== Input data
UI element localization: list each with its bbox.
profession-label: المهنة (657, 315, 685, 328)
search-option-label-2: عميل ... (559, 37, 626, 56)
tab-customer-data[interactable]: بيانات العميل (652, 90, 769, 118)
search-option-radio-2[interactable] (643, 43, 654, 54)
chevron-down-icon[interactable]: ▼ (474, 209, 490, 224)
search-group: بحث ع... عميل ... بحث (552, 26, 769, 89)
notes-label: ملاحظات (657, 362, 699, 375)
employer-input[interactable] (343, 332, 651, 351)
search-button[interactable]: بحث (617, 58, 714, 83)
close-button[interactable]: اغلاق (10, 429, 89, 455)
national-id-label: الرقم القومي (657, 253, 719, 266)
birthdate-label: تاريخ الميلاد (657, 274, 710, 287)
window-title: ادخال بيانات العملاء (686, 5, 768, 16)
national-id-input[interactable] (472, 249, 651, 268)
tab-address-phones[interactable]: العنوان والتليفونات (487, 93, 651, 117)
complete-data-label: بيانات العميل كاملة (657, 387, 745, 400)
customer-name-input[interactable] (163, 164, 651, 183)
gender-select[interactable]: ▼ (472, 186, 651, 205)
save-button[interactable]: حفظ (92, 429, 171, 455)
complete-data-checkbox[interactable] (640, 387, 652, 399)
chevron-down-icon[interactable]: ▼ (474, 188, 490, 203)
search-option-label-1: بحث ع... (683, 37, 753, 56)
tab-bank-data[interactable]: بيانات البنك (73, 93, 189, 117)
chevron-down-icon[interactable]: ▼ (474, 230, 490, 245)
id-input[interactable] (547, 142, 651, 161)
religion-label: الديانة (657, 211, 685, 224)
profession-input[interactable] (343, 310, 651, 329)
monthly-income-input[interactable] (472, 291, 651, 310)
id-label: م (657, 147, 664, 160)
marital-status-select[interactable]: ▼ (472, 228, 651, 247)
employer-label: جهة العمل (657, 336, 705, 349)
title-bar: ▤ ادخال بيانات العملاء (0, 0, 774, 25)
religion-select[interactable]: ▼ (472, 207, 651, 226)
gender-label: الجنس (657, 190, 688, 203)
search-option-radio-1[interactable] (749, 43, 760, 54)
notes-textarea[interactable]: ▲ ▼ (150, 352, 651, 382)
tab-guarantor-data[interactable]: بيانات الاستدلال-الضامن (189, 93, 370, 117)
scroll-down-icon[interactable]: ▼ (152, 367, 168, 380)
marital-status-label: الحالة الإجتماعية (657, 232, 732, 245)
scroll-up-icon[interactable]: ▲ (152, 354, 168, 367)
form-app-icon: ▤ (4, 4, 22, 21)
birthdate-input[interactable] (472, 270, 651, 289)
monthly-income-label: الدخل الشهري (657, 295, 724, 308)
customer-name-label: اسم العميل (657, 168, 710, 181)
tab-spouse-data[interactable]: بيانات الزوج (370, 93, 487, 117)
====
Copy out the lines above again, word for word.

UI element localization: list each with its bbox.
profession-label: المهنة (657, 315, 685, 328)
search-option-label-2: عميل ... (559, 37, 626, 56)
tab-customer-data[interactable]: بيانات العميل (652, 90, 769, 118)
search-option-radio-2[interactable] (643, 43, 654, 54)
chevron-down-icon[interactable]: ▼ (474, 209, 490, 224)
search-group: بحث ع... عميل ... بحث (552, 26, 769, 89)
notes-label: ملاحظات (657, 362, 699, 375)
employer-input[interactable] (343, 332, 651, 351)
search-button[interactable]: بحث (617, 58, 714, 83)
close-button[interactable]: اغلاق (10, 429, 89, 455)
national-id-label: الرقم القومي (657, 253, 719, 266)
birthdate-label: تاريخ الميلاد (657, 274, 710, 287)
window-title: ادخال بيانات العملاء (686, 5, 768, 16)
national-id-input[interactable] (472, 249, 651, 268)
tab-address-phones[interactable]: العنوان والتليفونات (487, 93, 651, 117)
complete-data-label: بيانات العميل كاملة (657, 387, 745, 400)
customer-name-input[interactable] (163, 164, 651, 183)
gender-select[interactable]: ▼ (472, 186, 651, 205)
save-button[interactable]: حفظ (92, 429, 171, 455)
complete-data-checkbox[interactable] (640, 387, 652, 399)
chevron-down-icon[interactable]: ▼ (474, 188, 490, 203)
search-option-label-1: بحث ع... (683, 37, 753, 56)
tab-bank-data[interactable]: بيانات البنك (73, 93, 189, 117)
chevron-down-icon[interactable]: ▼ (474, 230, 490, 245)
id-input[interactable] (547, 142, 651, 161)
religion-label: الديانة (657, 211, 685, 224)
profession-input[interactable] (343, 310, 651, 329)
monthly-income-input[interactable] (472, 291, 651, 310)
id-label: م (657, 147, 664, 160)
marital-status-select[interactable]: ▼ (472, 228, 651, 247)
employer-label: جهة العمل (657, 336, 705, 349)
title-bar: ▤ ادخال بيانات العملاء (0, 0, 774, 25)
religion-select[interactable]: ▼ (472, 207, 651, 226)
gender-label: الجنس (657, 190, 688, 203)
search-option-radio-1[interactable] (749, 43, 760, 54)
notes-textarea[interactable]: ▲ ▼ (150, 352, 651, 382)
tab-guarantor-data[interactable]: بيانات الاستدلال-الضامن (189, 93, 370, 117)
scroll-down-icon[interactable]: ▼ (152, 367, 168, 380)
marital-status-label: الحالة الإجتماعية (657, 232, 732, 245)
scroll-up-icon[interactable]: ▲ (152, 354, 168, 367)
form-app-icon: ▤ (4, 4, 22, 21)
birthdate-input[interactable] (472, 270, 651, 289)
monthly-income-label: الدخل الشهري (657, 295, 724, 308)
customer-name-label: اسم العميل (657, 168, 710, 181)
tab-spouse-data[interactable]: بيانات الزوج (370, 93, 487, 117)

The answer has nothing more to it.